_本文抜粋:_
---*---
歯肉の変色
審美障害を主訴に来院されました。
問題点として歯の色の調和が得られていない・古くなった詰め物・歯肉(歯茎)の黒色が挙げられます。
黒くなった 歯肉の原因は被せ物と土台で使用した金属が歯肉に透過したことが考えられます。
歯肉の色を大変気にされていたので今回は金属をまったく使わない「メタルフリー」で治療を行うことにしました。
右上1番目の歯を咬む面から見た状態です。
根っこが黒く変色しているのが判ります。これは長年使用していた金属の成分が歯に溶け出してしまったからです。
これも歯茎を黒くする原因なので漂白で改善することにしました。
漂白後です。
注目は歯肉の色です。健康的なピンク色に戻りました。
わずかに黒い部分が残っていますが、これ以上の変化は得られないと判断しました。
土台を装着した状態です。
ファイバーコアと言ってグラスファイバーの繊維にプラスチックを巻きつけた土台です。
最終的な被せ物は金属をまったく使わないオールセラミックで作製しました。
歯の色の調和・形態の対称性・歯肉の色調改善すべてが整ったと思います。
自然な仕上がりです。患者様にも満足していただきました。
プラスチック(レジン)+Gold In(ゴールドインレー)
虫歯の治療と言ってもさまざまな方法があります
今回はプラスチック(レジン)とGold In(ゴールドインレー)について解説したいと思います。
矢印の部分に茶色い虫歯が確認できます。
成人を過ぎると歯と歯の間が虫歯の好発部位となります。
---*---
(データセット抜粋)
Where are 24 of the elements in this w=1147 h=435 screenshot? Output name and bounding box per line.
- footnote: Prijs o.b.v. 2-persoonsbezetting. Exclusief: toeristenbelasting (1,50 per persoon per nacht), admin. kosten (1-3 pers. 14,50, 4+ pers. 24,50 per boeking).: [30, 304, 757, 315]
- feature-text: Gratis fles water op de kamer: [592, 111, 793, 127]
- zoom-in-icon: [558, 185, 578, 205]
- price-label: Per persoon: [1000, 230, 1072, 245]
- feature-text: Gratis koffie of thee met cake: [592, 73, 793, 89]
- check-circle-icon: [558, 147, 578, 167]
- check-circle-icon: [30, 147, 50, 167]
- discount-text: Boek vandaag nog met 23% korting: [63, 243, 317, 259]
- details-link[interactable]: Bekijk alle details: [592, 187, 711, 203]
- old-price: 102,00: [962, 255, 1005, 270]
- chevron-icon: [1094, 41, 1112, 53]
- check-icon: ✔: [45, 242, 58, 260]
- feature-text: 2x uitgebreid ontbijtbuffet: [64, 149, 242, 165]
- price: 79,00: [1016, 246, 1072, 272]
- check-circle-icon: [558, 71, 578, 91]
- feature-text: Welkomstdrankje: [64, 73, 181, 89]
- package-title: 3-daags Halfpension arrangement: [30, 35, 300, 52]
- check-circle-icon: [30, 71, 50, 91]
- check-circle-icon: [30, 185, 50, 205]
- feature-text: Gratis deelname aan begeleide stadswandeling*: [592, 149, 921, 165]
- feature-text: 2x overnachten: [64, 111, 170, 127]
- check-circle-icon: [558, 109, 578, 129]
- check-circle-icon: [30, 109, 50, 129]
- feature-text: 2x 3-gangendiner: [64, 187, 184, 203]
---*---
_課題の指示:_
1. 歯科治療の文章で、右上1番目の歯の根を漂白することにした理由を、文章の記述に沿って1〜3文で説明してください。
2. 歯科治療の文章の続きを、最後の文のあとから書き足すこと。

_解答一覧:_
1. 根が黒く変色しており、それは長年使っていた金属の成分が歯に溶け出したためです。この変色も歯茎を黒くする原因になるため、漂白で改善することにしました。

2.
はっきり行って見つけずらいです。
削り終わった状態です。
隣の歯も虫歯になっていました。
矢印の部分は大きさにして0.5mmくらいでしょうか。
削った部分だけ審美的に修復するにはプラスチック(レジン)しか方法はありません。
この材料は元々サラサラな状態ですが特殊な光を当てると固まります。
気泡が入らないように静かに材料を流し固めます。
虫歯は3次元的に複雑な形で進行していきますが、プラスチックは削ったその部分のみに流す事が可能です。
段差を作らないように研磨には注意が必要です。
必要最小限の切削量で治療が済んだと思います。
ひとつ後ろの歯にはGold In(ゴールドインレー18K)を選択しました。
1:精度が高い
2:歯とほとんど同じ硬さの為、咬み合う反対側の歯を傷つけたりしません
3:劣化しにくい(長持ち)
などの理由から有益な材料なのですが、色が良くないんです。
上の奥歯など見えない場所にはより最適な材料と言えるでしょう。